**EXERCISE DIRECTIONS**
From the listing below, select every line where the word "this" appears.

(Dataset records on visual material)
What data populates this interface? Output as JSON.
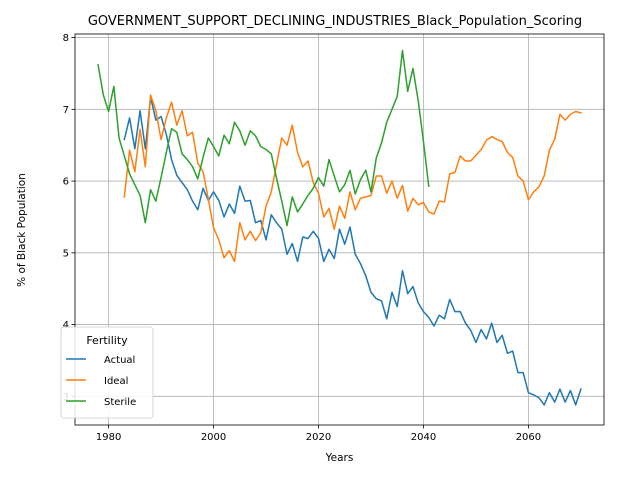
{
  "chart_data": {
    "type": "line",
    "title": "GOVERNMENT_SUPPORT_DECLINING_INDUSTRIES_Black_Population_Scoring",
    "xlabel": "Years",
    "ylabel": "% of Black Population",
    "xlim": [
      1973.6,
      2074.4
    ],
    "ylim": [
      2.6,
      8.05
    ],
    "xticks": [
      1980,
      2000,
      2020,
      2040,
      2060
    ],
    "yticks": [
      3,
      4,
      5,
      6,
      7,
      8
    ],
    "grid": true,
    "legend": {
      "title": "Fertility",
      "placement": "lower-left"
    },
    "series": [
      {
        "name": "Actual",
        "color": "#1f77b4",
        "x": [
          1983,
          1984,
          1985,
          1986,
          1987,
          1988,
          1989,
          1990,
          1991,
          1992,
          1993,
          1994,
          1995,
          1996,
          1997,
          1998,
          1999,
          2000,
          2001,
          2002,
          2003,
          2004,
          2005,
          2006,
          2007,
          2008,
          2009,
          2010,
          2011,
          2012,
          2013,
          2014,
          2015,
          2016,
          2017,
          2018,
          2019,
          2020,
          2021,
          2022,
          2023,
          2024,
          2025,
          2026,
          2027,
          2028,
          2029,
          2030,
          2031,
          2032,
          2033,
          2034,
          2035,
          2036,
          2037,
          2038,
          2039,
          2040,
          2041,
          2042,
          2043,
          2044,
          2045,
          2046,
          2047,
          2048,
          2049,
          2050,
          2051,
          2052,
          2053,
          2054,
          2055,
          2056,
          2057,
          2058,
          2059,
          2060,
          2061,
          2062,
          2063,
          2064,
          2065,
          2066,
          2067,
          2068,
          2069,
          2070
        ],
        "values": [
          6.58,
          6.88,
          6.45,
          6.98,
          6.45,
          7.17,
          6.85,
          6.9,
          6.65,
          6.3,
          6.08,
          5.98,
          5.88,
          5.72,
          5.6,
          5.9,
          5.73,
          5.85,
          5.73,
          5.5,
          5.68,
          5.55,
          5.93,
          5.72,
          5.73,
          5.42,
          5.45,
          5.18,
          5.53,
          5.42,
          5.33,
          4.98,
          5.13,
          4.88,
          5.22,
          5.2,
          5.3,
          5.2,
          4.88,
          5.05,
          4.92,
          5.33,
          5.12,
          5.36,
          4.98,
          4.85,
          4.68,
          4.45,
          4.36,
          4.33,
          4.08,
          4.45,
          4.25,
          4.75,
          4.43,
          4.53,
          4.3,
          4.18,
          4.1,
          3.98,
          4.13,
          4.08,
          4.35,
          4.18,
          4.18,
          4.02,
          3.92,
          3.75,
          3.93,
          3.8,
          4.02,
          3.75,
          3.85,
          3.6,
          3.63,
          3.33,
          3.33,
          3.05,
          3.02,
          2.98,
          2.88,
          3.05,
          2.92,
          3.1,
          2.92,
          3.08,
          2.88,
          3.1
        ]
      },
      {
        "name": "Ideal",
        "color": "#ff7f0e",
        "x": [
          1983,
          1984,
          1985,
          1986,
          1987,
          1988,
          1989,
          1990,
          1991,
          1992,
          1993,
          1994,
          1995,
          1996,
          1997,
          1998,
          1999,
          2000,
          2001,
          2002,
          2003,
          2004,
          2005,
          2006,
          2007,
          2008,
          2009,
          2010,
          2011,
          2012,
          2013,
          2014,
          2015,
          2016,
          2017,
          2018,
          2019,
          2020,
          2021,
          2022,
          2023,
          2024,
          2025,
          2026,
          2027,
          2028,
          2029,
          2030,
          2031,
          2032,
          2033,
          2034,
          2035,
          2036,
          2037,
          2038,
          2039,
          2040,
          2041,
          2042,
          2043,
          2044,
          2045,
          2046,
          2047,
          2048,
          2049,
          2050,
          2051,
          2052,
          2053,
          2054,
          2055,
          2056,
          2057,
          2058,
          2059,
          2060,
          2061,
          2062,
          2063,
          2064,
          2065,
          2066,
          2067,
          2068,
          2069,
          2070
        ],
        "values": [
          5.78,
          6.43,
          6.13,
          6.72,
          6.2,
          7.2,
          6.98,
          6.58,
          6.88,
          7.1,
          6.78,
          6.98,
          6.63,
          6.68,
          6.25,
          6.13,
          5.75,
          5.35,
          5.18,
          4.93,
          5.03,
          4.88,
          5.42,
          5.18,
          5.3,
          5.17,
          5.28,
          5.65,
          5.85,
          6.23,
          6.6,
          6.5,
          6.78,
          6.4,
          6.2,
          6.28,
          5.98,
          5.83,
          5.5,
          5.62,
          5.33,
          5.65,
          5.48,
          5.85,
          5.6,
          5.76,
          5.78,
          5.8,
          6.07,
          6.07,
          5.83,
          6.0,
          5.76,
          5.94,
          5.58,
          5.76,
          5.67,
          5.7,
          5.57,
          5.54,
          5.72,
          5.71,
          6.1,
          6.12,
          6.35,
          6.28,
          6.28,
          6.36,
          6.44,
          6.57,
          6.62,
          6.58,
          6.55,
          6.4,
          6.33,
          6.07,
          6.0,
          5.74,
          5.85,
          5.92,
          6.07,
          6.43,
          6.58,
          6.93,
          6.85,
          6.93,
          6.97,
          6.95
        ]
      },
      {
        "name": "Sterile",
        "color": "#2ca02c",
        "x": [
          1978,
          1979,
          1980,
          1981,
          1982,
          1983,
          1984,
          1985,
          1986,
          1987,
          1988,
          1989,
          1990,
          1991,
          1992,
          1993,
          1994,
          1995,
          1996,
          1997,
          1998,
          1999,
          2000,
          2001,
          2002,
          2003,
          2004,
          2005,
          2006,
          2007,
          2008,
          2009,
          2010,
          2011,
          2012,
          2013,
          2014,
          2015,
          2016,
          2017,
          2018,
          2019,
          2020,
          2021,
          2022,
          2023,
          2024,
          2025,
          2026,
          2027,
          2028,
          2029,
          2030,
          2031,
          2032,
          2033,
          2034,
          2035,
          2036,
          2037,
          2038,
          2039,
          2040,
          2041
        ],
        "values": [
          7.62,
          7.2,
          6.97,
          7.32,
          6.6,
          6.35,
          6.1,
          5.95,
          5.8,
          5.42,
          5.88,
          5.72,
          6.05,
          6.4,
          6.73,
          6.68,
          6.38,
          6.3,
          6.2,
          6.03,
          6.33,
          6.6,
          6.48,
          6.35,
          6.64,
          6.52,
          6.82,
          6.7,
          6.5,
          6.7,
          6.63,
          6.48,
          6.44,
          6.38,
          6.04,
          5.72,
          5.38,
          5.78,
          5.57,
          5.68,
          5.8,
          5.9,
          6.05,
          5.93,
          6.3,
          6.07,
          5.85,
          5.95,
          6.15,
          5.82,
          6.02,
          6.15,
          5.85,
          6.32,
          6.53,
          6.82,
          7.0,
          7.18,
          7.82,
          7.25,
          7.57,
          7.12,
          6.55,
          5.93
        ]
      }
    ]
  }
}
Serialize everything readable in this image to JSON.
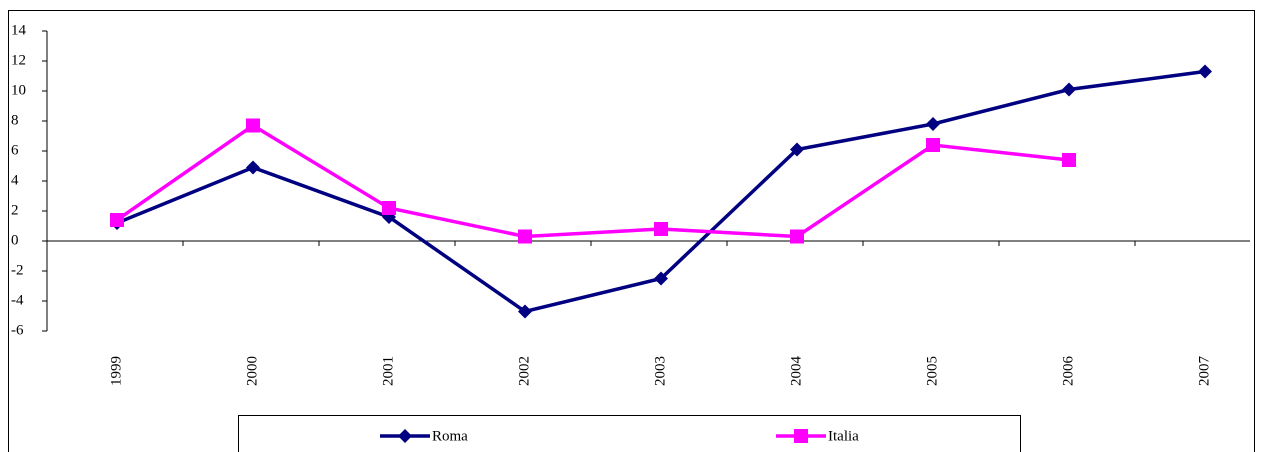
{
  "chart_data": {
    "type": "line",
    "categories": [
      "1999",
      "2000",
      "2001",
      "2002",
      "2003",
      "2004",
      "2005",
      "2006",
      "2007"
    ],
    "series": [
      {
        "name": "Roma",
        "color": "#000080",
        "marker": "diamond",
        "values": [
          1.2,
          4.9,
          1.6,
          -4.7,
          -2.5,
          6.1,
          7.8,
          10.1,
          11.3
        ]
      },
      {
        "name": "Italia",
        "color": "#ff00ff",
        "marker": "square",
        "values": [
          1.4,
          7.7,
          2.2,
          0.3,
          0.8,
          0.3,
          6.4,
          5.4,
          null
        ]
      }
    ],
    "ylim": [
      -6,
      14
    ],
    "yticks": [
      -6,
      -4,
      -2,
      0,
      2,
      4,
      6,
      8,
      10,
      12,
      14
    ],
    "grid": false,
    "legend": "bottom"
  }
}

**FULL SOLUTION**
What data populates this interface? Output as JSON.
Serialize everything readable in this image to JSON.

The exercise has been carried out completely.